*What the task requires:* Copy out all the records, word for word.

* start Records supplied *

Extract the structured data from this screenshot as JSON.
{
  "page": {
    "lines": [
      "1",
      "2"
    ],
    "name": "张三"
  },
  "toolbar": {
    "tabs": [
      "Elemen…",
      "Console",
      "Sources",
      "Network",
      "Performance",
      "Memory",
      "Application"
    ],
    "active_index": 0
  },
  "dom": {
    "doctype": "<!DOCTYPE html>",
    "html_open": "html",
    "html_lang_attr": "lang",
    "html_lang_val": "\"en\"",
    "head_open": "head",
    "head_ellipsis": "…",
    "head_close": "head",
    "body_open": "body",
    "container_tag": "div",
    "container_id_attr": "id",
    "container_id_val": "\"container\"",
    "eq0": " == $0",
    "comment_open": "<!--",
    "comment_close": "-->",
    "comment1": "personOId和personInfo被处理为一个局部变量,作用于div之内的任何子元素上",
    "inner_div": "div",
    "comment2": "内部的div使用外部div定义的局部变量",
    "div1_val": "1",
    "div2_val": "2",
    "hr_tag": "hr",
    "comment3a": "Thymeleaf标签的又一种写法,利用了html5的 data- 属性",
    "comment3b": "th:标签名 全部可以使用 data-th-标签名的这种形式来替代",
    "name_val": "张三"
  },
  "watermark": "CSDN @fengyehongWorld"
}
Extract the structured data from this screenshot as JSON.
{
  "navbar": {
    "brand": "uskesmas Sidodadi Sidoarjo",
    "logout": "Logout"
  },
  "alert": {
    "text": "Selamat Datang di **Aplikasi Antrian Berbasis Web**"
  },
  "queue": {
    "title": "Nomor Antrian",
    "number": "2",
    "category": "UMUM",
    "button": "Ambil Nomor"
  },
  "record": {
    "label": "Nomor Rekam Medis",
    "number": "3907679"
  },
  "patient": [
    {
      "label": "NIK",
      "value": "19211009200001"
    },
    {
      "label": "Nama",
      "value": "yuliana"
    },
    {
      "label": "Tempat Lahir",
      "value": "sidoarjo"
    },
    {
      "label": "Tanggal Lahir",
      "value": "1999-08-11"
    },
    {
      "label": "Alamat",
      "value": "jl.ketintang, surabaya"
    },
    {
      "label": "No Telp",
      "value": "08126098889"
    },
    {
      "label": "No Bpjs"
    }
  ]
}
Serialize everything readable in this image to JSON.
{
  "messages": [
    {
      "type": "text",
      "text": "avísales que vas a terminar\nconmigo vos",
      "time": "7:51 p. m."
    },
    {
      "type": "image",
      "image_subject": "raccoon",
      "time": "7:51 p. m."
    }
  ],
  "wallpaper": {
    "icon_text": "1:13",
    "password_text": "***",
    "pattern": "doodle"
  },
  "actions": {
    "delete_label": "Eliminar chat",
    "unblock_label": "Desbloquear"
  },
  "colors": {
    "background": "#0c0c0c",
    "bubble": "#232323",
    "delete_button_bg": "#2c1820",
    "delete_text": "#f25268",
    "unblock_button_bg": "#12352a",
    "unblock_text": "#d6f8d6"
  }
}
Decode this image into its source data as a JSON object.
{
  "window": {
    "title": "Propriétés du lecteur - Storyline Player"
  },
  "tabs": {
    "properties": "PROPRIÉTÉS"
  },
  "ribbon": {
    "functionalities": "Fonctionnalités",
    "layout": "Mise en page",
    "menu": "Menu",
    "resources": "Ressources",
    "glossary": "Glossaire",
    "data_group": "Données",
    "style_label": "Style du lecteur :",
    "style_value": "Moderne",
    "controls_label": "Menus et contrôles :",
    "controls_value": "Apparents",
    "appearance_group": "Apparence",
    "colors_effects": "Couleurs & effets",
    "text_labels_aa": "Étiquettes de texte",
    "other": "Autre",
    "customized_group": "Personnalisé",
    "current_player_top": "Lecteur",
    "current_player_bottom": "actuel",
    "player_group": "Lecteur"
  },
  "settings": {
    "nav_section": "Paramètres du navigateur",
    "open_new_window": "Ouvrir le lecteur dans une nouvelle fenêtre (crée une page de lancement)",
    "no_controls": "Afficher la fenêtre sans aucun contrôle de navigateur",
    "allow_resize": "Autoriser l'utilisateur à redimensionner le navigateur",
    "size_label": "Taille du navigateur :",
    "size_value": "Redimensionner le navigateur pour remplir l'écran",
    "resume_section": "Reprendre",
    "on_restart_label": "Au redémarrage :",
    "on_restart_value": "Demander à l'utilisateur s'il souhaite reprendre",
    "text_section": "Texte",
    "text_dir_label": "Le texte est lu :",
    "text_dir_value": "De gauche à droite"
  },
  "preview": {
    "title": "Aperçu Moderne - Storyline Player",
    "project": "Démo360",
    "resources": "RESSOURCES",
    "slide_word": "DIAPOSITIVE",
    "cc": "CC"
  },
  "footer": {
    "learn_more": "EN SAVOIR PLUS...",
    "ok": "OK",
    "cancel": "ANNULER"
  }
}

* end Records supplied *

*Response:*
Extract the structured data from this screenshot as JSON.
{
  "page": {
    "lines": [
      "1",
      "2"
    ],
    "name": "张三"
  },
  "toolbar": {
    "tabs": [
      "Elemen…",
      "Console",
      "Sources",
      "Network",
      "Performance",
      "Memory",
      "Application"
    ],
    "active_index": 0
  },
  "dom": {
    "doctype": "<!DOCTYPE html>",
    "html_open": "html",
    "html_lang_attr": "lang",
    "html_lang_val": "\"en\"",
    "head_open": "head",
    "head_ellipsis": "…",
    "head_close": "head",
    "body_open": "body",
    "container_tag": "div",
    "container_id_attr": "id",
    "container_id_val": "\"container\"",
    "eq0": " == $0",
    "comment_open": "<!--",
    "comment_close": "-->",
    "comment1": "personOId和personInfo被处理为一个局部变量,作用于div之内的任何子元素上",
    "inner_div": "div",
    "comment2": "内部的div使用外部div定义的局部变量",
    "div1_val": "1",
    "div2_val": "2",
    "hr_tag": "hr",
    "comment3a": "Thymeleaf标签的又一种写法,利用了html5的 data- 属性",
    "comment3b": "th:标签名 全部可以使用 data-th-标签名的这种形式来替代",
    "name_val": "张三"
  },
  "watermark": "CSDN @fengyehongWorld"
}
Extract the structured data from this screenshot as JSON.
{
  "navbar": {
    "brand": "uskesmas Sidodadi Sidoarjo",
    "logout": "Logout"
  },
  "alert": {
    "text": "Selamat Datang di **Aplikasi Antrian Berbasis Web**"
  },
  "queue": {
    "title": "Nomor Antrian",
    "number": "2",
    "category": "UMUM",
    "button": "Ambil Nomor"
  },
  "record": {
    "label": "Nomor Rekam Medis",
    "number": "3907679"
  },
  "patient": [
    {
      "label": "NIK",
      "value": "19211009200001"
    },
    {
      "label": "Nama",
      "value": "yuliana"
    },
    {
      "label": "Tempat Lahir",
      "value": "sidoarjo"
    },
    {
      "label": "Tanggal Lahir",
      "value": "1999-08-11"
    },
    {
      "label": "Alamat",
      "value": "jl.ketintang, surabaya"
    },
    {
      "label": "No Telp",
      "value": "08126098889"
    },
    {
      "label": "No Bpjs"
    }
  ]
}
Serialize everything readable in this image to JSON.
{
  "messages": [
    {
      "type": "text",
      "text": "avísales que vas a terminar\nconmigo vos",
      "time": "7:51 p. m."
    },
    {
      "type": "image",
      "image_subject": "raccoon",
      "time": "7:51 p. m."
    }
  ],
  "wallpaper": {
    "icon_text": "1:13",
    "password_text": "***",
    "pattern": "doodle"
  },
  "actions": {
    "delete_label": "Eliminar chat",
    "unblock_label": "Desbloquear"
  },
  "colors": {
    "background": "#0c0c0c",
    "bubble": "#232323",
    "delete_button_bg": "#2c1820",
    "delete_text": "#f25268",
    "unblock_button_bg": "#12352a",
    "unblock_text": "#d6f8d6"
  }
}
Decode this image into its source data as a JSON object.
{
  "window": {
    "title": "Propriétés du lecteur - Storyline Player"
  },
  "tabs": {
    "properties": "PROPRIÉTÉS"
  },
  "ribbon": {
    "functionalities": "Fonctionnalités",
    "layout": "Mise en page",
    "menu": "Menu",
    "resources": "Ressources",
    "glossary": "Glossaire",
    "data_group": "Données",
    "style_label": "Style du lecteur :",
    "style_value": "Moderne",
    "controls_label": "Menus et contrôles :",
    "controls_value": "Apparents",
    "appearance_group": "Apparence",
    "colors_effects": "Couleurs & effets",
    "text_labels_aa": "Étiquettes de texte",
    "other": "Autre",
    "customized_group": "Personnalisé",
    "current_player_top": "Lecteur",
    "current_player_bottom": "actuel",
    "player_group": "Lecteur"
  },
  "settings": {
    "nav_section": "Paramètres du navigateur",
    "open_new_window": "Ouvrir le lecteur dans une nouvelle fenêtre (crée une page de lancement)",
    "no_controls": "Afficher la fenêtre sans aucun contrôle de navigateur",
    "allow_resize": "Autoriser l'utilisateur à redimensionner le navigateur",
    "size_label": "Taille du navigateur :",
    "size_value": "Redimensionner le navigateur pour remplir l'écran",
    "resume_section": "Reprendre",
    "on_restart_label": "Au redémarrage :",
    "on_restart_value": "Demander à l'utilisateur s'il souhaite reprendre",
    "text_section": "Texte",
    "text_dir_label": "Le texte est lu :",
    "text_dir_value": "De gauche à droite"
  },
  "preview": {
    "title": "Aperçu Moderne - Storyline Player",
    "project": "Démo360",
    "resources": "RESSOURCES",
    "slide_word": "DIAPOSITIVE",
    "cc": "CC"
  },
  "footer": {
    "learn_more": "EN SAVOIR PLUS...",
    "ok": "OK",
    "cancel": "ANNULER"
  }
}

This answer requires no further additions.